### Selected excerpt
Greetings. I would love to tell you what you want to hear, but come on now. If you are dating a man who is lying to his wife by cheating on you, and you call him as a witness in an alienation of affection trial, do you think the jury will believe anything he says? He is not a credible witness. He could also be lying to you, since he has not left her. Let me tell you that when people want to leave their spouse, they do it!

No, there is no update on removing the legislation. I have no idea if a letter writing campaign would help abolish these laws. Best of luck…and my hopes that you will make a good decision about this relationship.

Janet L. Fritts
Attorney with Rosen Divorce
4101 Lake Boone Trail, Suite 500
Raleigh, North Carolina 27607
RosenDivorce.com
919-787-6668

The response posted above is based upon the limited factual information made available and is not intended as a full and complete response to the question. The only reliable manner to obtain complete and adequate legal advice is to consult with an attorney, fully explain your situation, and allow the attorney sufficient opportunity to research the applicable law and facts required to render an accurate opinion. The basic information provided above is intended as a public service but a full discussion with an attorney should be undertaken before taking any action.


#4

I’m not an attorney, but my suggestion would be:

  • I agree with Janet. How do you know he’s not lying? Most cheating men are. It’s pretty standard for cheating men to say they have a bad home life and a bad marriage - that gives them the excuse to cheat.
  • Have you talked to the wife? If she screams, cries, and is in shock after finding out about you, chances are, Michele, that this is very unexpected. And if you hear the kid screaming and crying in the background, too, after finding out this information, get out of the picture!
  • Find out the reason why he is not sleeping in the same room with her. Maybe you should ask the wife. He might be rejecting her due to his feelings for YOU. He might just be staying in that room so he can log on to the internet and talk to you late at night and early in the morning. Therefore, Michele, yes he would definitely be alienating his wife for you.
  • Telling a man that he “must have a legal separation” before you will see him again is encouraging him to leave his wife! You will definitely get sued! Don’t be stupid! Don’t make those kinds of suggestions! For all you know, this couple might be doing just fine as far as their marriage is concerned! He might be having a nervous breakdown! If the wife says he is, believe her. Don’t believe a word this guy says!

[Dataset entries]

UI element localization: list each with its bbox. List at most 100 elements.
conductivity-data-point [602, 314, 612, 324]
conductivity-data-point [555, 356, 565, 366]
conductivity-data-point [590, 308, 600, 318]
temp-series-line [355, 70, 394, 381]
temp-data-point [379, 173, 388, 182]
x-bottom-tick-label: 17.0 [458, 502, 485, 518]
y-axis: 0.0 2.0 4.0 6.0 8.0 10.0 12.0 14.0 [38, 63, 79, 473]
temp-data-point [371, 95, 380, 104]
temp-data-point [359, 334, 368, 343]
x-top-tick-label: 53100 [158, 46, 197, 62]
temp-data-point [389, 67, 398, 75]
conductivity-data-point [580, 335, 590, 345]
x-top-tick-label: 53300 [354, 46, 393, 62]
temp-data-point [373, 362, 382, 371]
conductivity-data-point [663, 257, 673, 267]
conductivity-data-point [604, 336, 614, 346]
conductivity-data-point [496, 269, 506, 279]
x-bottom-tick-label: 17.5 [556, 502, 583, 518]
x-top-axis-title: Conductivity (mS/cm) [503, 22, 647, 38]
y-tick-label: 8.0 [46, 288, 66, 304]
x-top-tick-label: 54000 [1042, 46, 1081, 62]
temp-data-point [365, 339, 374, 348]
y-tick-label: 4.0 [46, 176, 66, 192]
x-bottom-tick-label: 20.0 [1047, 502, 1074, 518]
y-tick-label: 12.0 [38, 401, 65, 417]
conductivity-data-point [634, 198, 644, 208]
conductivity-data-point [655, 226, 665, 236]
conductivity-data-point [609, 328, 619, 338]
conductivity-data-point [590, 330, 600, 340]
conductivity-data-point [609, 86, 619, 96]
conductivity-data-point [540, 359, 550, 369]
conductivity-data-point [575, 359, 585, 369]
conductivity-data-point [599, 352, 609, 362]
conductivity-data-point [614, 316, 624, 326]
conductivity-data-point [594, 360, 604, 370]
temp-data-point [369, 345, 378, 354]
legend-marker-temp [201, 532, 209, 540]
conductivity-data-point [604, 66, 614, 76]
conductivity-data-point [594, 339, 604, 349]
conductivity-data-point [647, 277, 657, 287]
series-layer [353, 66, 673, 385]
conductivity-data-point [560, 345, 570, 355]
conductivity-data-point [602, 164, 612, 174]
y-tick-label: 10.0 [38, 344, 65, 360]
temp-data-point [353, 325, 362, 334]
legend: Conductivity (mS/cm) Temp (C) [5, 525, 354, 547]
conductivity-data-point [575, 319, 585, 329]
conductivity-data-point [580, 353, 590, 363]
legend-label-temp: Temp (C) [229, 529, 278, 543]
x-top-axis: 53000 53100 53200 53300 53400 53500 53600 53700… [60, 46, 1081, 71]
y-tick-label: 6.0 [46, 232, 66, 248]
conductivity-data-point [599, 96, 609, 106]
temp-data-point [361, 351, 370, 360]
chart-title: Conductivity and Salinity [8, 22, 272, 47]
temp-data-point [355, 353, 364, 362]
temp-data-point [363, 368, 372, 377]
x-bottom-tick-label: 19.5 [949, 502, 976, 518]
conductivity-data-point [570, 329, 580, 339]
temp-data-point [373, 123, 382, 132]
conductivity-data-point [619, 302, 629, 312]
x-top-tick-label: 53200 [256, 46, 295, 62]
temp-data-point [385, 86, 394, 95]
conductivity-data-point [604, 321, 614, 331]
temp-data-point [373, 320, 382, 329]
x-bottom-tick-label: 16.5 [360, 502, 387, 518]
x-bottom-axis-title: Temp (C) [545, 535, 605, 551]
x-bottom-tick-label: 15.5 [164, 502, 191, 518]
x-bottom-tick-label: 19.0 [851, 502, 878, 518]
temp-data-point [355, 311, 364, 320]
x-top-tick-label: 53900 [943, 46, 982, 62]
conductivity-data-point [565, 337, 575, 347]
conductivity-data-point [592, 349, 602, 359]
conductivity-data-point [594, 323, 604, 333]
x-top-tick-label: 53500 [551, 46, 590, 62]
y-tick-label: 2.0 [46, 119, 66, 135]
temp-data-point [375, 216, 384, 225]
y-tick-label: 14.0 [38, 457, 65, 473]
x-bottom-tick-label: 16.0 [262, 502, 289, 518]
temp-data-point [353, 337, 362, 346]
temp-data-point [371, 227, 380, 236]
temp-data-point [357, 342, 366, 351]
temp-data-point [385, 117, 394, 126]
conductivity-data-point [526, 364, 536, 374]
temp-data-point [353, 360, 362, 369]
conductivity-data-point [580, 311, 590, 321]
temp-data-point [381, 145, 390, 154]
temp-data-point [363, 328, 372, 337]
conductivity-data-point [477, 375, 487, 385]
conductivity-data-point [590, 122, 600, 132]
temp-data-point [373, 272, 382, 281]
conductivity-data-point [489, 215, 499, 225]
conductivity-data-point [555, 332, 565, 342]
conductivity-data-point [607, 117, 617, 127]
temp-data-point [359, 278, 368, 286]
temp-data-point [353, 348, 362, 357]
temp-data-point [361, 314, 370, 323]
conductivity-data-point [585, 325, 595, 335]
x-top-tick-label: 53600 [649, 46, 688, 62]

### Problem statement
Print the part of the advice thread from "I’m not an attorney, but" up to and including "of the picture!". The data has no role in this work.

### Your solution
I’m not an attorney, but my suggestion would be:

  • I agree with Janet. How do you know he’s not lying? Most cheating men are. It’s pretty standard for cheating men to say they have a bad home life and a bad marriage - that gives them the excuse to cheat.
  • Have you talked to the wife? If she screams, cries, and is in shock after finding out about you, chances are, Michele, that this is very unexpected. And if you hear the kid screaming and crying in the background, too, after finding out this information, get out of the picture!